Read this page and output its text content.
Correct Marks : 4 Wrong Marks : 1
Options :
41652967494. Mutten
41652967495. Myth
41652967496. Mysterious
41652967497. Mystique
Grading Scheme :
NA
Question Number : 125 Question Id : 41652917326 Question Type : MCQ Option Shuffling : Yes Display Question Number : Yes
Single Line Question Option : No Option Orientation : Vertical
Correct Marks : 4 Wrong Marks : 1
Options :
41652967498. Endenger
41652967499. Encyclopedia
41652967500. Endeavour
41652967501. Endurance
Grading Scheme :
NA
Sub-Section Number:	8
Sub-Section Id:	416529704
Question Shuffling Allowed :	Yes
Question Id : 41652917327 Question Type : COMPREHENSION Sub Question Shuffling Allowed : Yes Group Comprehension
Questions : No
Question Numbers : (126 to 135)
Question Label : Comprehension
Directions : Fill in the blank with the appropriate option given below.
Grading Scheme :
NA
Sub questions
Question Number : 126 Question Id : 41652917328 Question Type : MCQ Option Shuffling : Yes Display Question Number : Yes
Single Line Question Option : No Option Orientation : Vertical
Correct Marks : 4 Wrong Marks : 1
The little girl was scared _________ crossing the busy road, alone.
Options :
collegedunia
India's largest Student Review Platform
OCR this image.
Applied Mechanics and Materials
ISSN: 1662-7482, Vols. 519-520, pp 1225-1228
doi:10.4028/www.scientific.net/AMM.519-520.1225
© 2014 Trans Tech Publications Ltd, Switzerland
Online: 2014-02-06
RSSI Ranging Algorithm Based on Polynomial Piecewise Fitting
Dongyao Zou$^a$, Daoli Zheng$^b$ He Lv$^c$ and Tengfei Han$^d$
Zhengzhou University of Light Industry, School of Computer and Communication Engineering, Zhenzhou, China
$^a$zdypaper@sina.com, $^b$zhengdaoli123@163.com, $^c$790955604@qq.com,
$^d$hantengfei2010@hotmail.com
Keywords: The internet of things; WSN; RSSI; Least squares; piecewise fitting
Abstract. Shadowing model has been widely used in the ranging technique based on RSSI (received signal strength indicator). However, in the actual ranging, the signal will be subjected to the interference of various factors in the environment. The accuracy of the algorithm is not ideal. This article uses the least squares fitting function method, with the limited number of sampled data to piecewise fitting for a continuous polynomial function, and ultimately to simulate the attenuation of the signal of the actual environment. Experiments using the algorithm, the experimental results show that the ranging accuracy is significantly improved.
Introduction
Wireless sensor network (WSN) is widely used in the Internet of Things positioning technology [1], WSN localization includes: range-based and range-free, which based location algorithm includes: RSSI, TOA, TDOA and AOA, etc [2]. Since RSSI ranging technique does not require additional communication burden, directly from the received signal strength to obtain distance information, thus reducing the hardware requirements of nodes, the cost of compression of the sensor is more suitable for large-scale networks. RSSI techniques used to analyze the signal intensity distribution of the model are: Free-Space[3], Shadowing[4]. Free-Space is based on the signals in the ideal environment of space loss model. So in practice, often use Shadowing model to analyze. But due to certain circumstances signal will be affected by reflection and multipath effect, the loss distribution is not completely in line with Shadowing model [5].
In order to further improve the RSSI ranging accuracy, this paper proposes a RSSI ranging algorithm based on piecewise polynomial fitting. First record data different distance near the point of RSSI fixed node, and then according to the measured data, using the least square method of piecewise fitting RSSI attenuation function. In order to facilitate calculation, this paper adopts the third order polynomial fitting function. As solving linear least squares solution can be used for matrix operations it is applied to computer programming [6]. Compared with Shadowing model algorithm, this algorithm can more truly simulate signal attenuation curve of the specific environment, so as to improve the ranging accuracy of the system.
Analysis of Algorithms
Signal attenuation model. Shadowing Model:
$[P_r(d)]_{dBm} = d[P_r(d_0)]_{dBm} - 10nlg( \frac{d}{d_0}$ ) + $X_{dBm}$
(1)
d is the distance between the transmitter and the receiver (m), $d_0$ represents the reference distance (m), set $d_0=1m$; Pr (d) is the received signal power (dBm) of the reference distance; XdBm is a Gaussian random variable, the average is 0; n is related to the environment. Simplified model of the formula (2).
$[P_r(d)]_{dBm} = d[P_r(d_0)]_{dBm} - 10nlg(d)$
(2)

GIVEN EXERCISE: Every line of the records that includes the word "Type" should be gathered.

SOLUTION:
Question Number : 125 Question Id : 41652917326 Question Type : MCQ Option Shuffling : Yes Display Question Number : Yes
Question Id : 41652917327 Question Type : COMPREHENSION Sub Question Shuffling Allowed : Yes Group Comprehension
Question Number : 126 Question Id : 41652917328 Question Type : MCQ Option Shuffling : Yes Display Question Number : Yes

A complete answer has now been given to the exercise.